** Opening DOCUMENT TEXT block **

If one asserts all fat cats who fund climate denial are scheming, low-life frauds, indeed conscious planet-destroyers, how many independents rush to the exits? Do not outlandish claims invite your critics to besmirch your future writing? Equate American CEOs with Nazis or fascist mass murderers, and I am not alone by scuttling towards the exit. Preposterous analogies warm the heart of partisans but leave critical, perhaps open minds offended.
Stereotypes, Tho Comforting, Distort
Thus, fiery name-calling, speculations on mental stability and shadowy intentions, drive “outsiders” away in droves. Without focusing on some common ground, we will not persuade the greater number we stand for their greater good. That’s why I avoid depicting even the most craven politicians as evil-doing, scum-sucking demons, especially since their careers are manifestly predictable, their ambitions routine. Why impugn a shark for being a predator, even if today’s gang are especially low-class.
Thus I favor logic and evidence not because I think them magical, mind-changing levers (and research testifies how well we shield biases), but because they assert civilized values and common ground. Instead of skewering phantoms (inner motivation, neuroses, private allegiances), I propose we focus on what we can talk about: gross incompetence, stupidity, failure, contradiction, and moral corruptions between campaign pledges and gaps in delivery. Decisions and behavior are fair game; deep psychology requires interpretation through a glass darkly.

** Closing DOCUMENT TEXT block **
** Opening GIVEN RECORDS block **

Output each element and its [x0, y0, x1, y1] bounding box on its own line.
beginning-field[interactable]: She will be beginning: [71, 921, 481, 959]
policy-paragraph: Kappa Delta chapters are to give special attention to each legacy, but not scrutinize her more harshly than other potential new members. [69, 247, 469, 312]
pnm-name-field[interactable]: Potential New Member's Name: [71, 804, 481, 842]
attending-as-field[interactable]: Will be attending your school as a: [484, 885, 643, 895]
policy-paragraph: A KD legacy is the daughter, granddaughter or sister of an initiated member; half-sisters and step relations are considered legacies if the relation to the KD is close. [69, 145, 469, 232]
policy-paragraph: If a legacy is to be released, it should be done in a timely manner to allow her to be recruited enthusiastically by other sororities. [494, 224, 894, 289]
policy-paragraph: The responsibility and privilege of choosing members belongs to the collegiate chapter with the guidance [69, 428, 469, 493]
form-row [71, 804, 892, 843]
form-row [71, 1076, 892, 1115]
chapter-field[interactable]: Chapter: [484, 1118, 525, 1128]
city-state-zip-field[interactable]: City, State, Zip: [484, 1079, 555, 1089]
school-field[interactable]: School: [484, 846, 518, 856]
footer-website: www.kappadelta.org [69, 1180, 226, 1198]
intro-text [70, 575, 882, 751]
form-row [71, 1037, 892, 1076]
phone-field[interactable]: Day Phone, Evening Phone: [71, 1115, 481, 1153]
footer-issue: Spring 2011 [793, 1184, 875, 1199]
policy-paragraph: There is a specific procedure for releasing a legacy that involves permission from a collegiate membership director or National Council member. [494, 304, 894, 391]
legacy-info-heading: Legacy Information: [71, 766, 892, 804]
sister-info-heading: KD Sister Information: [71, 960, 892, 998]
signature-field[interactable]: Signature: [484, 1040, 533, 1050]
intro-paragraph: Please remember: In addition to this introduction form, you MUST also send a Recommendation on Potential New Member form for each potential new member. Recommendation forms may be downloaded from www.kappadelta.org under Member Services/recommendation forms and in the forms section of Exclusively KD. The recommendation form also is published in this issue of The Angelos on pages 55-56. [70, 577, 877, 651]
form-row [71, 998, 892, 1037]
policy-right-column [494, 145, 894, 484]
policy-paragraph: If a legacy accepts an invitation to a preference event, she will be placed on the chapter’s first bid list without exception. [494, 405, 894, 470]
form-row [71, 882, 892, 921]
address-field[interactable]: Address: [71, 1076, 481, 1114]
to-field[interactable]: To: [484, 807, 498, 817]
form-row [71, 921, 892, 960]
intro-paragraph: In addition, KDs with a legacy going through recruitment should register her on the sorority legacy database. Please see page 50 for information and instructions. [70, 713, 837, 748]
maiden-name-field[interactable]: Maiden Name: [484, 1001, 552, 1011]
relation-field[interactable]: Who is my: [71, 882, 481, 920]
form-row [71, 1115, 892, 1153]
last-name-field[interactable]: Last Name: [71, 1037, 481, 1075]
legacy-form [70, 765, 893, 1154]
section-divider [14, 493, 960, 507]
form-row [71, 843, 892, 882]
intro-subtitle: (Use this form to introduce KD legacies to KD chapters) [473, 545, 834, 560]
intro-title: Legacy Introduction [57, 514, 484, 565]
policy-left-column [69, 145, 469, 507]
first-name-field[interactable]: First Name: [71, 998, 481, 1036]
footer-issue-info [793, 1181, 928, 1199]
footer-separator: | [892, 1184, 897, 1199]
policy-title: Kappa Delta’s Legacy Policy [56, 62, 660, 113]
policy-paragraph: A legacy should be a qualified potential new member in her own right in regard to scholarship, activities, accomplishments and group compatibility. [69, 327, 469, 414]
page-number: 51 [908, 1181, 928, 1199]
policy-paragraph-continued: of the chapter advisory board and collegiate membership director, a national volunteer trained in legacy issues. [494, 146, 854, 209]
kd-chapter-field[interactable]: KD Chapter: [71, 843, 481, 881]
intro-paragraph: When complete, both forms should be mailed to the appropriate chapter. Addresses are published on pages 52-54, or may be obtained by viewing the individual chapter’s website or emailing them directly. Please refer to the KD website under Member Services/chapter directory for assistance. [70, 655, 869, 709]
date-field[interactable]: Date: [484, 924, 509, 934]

** Closing GIVEN RECORDS block **

*PROBLEM STATEMENT:* After the text and the records, reproduce the stretch of the essay on persuasion from "Thus I favor" through "a glass darkly.", copying it word for word.

*EXPECTED ANSWER:*
Thus I favor logic and evidence not because I think them magical, mind-changing levers (and research testifies how well we shield biases), but because they assert civilized values and common ground. Instead of skewering phantoms (inner motivation, neuroses, private allegiances), I propose we focus on what we can talk about: gross incompetence, stupidity, failure, contradiction, and moral corruptions between campaign pledges and gaps in delivery. Decisions and behavior are fair game; deep psychology requires interpretation through a glass darkly.